- [Extracted material]
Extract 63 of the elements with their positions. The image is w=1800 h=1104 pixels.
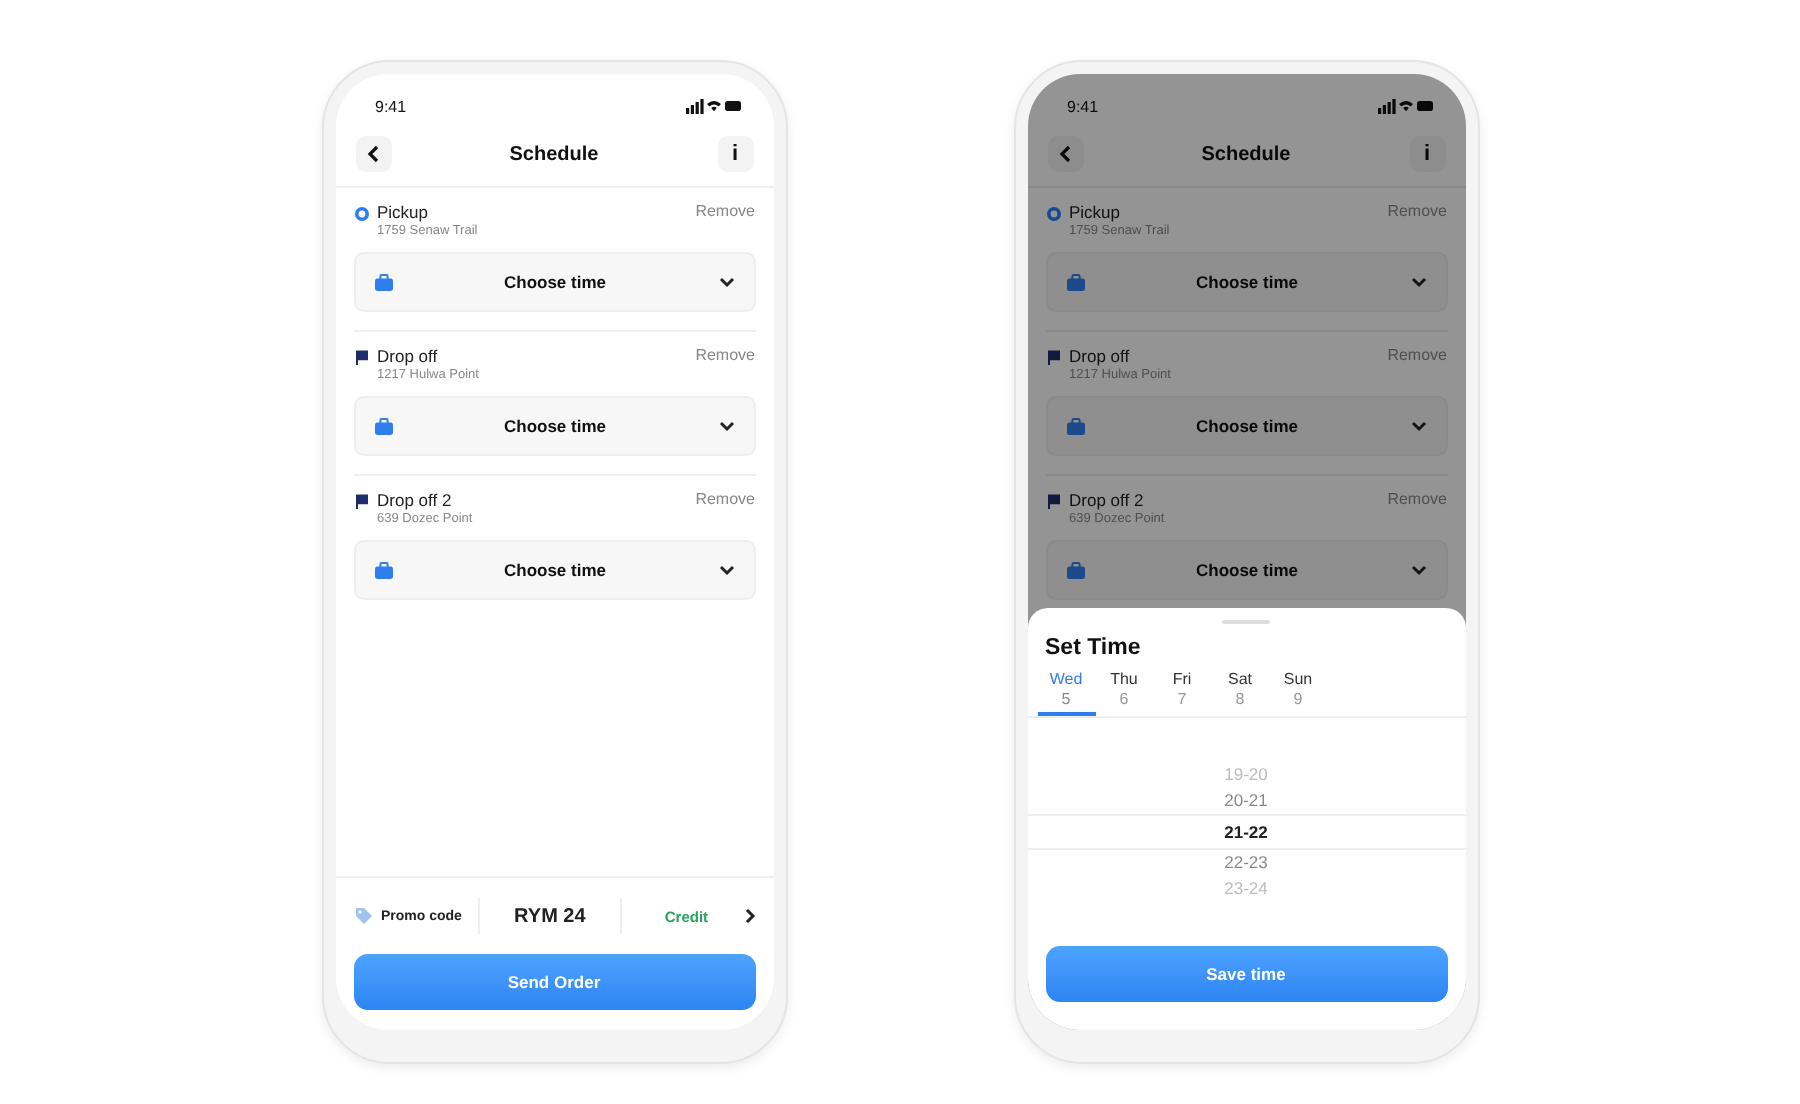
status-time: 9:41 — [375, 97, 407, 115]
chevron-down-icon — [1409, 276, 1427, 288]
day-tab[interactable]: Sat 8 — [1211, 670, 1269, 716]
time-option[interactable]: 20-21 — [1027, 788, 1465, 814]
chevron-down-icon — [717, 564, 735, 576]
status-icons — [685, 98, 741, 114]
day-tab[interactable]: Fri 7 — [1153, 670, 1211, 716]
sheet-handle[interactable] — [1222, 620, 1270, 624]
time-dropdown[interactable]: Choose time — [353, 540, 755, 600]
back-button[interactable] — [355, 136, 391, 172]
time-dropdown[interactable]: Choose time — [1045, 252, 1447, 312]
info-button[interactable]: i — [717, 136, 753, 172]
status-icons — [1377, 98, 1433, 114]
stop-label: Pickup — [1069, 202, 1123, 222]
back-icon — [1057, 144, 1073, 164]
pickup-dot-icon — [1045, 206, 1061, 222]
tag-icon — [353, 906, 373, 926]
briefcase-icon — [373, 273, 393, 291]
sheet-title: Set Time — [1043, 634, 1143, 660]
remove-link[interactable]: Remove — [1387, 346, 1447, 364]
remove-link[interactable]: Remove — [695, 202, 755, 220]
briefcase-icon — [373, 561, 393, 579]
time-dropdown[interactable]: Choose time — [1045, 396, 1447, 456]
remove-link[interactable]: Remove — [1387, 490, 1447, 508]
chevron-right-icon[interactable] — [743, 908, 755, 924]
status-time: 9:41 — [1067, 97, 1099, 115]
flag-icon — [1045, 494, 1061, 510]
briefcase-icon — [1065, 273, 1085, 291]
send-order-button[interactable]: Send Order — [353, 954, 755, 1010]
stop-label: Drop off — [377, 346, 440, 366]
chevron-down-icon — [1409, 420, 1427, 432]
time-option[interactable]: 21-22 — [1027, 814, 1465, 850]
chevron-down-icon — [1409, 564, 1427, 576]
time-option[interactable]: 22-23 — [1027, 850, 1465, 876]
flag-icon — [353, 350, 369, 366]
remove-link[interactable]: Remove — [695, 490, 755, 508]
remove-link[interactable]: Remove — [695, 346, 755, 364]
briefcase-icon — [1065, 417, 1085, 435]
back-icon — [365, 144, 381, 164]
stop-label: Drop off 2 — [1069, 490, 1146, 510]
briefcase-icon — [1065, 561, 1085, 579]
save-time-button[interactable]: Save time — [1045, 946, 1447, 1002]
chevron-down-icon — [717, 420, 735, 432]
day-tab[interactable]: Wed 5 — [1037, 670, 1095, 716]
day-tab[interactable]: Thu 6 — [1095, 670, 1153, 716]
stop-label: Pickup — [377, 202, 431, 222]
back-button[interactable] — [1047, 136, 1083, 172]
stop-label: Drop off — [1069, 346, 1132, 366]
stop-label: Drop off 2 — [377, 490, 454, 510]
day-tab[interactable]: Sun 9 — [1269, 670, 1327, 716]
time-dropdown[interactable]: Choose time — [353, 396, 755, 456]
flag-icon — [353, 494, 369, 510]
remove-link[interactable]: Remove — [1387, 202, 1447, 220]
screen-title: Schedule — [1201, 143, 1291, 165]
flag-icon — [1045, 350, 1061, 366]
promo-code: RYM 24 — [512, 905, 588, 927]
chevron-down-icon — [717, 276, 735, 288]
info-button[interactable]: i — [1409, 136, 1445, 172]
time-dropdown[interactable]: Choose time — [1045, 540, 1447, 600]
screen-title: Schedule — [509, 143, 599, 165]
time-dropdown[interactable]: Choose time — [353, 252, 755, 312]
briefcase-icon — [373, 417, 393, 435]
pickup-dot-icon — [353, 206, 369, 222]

- [Problem details]
Begin at the line that has "status-time: 9:41 — [375, 97, 407, 115]" and stop after the line that has "252, 1447, 312]". Write out only those lines again, swapping "Choose time" for "Pick a time" and leaving everything else the same.

- [Solution for this task]
status-time: 9:41 — [375, 97, 407, 115]
chevron-down-icon — [1409, 276, 1427, 288]
day-tab[interactable]: Sat 8 — [1211, 670, 1269, 716]
time-option[interactable]: 20-21 — [1027, 788, 1465, 814]
chevron-down-icon — [717, 564, 735, 576]
status-icons — [685, 98, 741, 114]
day-tab[interactable]: Fri 7 — [1153, 670, 1211, 716]
sheet-handle[interactable] — [1222, 620, 1270, 624]
time-dropdown[interactable]: Pick a time — [353, 540, 755, 600]
back-button[interactable] — [355, 136, 391, 172]
time-dropdown[interactable]: Pick a time — [1045, 252, 1447, 312]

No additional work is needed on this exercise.